Task >> Copy the data from the start through the line containing "file-icon [22, 220, 32, 233]", replacing "interactable" with "clickable" and leaving all else unchanged. Give only those lines.

◆ ◆ ◆ ◆

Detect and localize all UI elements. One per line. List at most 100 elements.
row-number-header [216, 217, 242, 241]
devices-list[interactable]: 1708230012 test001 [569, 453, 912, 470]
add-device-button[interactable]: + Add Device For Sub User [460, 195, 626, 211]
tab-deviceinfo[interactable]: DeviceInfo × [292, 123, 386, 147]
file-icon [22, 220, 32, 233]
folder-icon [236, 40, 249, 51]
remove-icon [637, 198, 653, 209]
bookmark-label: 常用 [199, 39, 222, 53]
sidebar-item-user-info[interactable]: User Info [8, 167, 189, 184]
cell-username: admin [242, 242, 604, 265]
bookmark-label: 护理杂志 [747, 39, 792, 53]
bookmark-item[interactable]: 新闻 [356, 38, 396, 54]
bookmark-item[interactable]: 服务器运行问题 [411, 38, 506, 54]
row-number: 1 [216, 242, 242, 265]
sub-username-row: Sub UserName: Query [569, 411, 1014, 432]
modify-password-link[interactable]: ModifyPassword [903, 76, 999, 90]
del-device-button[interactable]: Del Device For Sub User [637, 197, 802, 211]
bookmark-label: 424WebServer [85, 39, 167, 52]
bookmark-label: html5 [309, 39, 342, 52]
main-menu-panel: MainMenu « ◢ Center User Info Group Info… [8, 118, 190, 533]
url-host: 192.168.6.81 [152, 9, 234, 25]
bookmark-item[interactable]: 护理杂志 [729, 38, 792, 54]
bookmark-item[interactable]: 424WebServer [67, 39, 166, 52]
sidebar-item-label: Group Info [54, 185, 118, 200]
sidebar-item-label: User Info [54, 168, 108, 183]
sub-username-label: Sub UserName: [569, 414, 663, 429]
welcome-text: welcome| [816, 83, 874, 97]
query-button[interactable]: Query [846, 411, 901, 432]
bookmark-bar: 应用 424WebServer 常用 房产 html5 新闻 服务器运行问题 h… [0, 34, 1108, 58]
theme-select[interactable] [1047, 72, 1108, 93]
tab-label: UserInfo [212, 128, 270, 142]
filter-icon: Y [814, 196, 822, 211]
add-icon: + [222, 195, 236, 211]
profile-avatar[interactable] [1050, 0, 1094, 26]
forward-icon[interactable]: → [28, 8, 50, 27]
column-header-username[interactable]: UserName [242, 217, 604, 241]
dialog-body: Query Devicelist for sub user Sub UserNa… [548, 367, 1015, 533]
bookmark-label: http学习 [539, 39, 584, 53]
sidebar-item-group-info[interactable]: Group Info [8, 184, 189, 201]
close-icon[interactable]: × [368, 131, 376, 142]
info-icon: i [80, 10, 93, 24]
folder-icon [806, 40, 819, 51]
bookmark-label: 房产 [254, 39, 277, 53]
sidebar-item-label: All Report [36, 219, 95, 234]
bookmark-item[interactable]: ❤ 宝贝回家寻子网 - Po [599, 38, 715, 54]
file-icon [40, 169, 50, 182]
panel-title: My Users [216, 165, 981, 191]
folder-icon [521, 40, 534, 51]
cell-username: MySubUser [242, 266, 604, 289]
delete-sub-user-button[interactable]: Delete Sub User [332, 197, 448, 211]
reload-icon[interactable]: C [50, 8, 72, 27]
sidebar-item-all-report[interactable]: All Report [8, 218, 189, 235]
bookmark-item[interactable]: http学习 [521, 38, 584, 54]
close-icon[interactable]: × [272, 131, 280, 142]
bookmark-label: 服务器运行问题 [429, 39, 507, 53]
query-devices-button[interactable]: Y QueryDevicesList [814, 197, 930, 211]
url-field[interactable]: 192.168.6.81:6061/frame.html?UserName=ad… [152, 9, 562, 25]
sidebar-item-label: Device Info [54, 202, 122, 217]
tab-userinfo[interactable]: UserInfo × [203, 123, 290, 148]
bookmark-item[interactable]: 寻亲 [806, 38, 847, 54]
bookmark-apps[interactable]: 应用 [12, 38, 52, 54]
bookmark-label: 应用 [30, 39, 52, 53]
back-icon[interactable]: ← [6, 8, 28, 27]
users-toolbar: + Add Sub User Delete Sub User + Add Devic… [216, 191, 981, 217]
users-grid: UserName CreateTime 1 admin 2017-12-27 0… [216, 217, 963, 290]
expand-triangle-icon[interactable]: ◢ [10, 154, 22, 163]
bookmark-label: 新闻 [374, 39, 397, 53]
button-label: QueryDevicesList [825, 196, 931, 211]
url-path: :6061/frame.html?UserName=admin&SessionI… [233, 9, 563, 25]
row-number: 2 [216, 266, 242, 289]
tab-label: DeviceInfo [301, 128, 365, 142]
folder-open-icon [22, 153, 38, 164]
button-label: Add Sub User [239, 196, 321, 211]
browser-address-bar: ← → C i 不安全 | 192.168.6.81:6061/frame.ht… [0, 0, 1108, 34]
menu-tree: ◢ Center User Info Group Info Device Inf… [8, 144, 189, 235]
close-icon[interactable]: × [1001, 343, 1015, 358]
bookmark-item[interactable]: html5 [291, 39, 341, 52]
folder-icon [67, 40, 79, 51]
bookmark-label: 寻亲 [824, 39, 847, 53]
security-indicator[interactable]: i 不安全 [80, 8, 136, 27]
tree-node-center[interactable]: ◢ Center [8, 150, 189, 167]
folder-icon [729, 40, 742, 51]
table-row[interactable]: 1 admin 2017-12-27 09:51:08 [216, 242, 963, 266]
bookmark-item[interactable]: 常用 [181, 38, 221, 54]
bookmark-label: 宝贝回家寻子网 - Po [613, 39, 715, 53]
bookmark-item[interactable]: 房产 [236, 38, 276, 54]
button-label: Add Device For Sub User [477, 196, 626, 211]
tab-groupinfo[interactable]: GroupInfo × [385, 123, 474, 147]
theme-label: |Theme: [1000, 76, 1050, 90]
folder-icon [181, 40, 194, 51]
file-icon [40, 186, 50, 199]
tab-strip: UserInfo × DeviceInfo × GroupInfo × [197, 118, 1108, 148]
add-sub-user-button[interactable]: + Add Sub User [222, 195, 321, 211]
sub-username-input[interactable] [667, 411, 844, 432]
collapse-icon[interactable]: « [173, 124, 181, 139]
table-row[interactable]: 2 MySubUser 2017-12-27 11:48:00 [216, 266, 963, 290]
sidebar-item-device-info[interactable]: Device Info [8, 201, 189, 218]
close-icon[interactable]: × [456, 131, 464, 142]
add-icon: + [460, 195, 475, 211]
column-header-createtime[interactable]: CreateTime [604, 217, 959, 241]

◆ ◆ ◆ ◆

Complete response >>
Detect and localize all UI elements. One per line. List at most 100 elements.
row-number-header [216, 217, 242, 241]
devices-list[clickable]: 1708230012 test001 [569, 453, 912, 470]
add-device-button[clickable]: + Add Device For Sub User [460, 195, 626, 211]
tab-deviceinfo[clickable]: DeviceInfo × [292, 123, 386, 147]
file-icon [22, 220, 32, 233]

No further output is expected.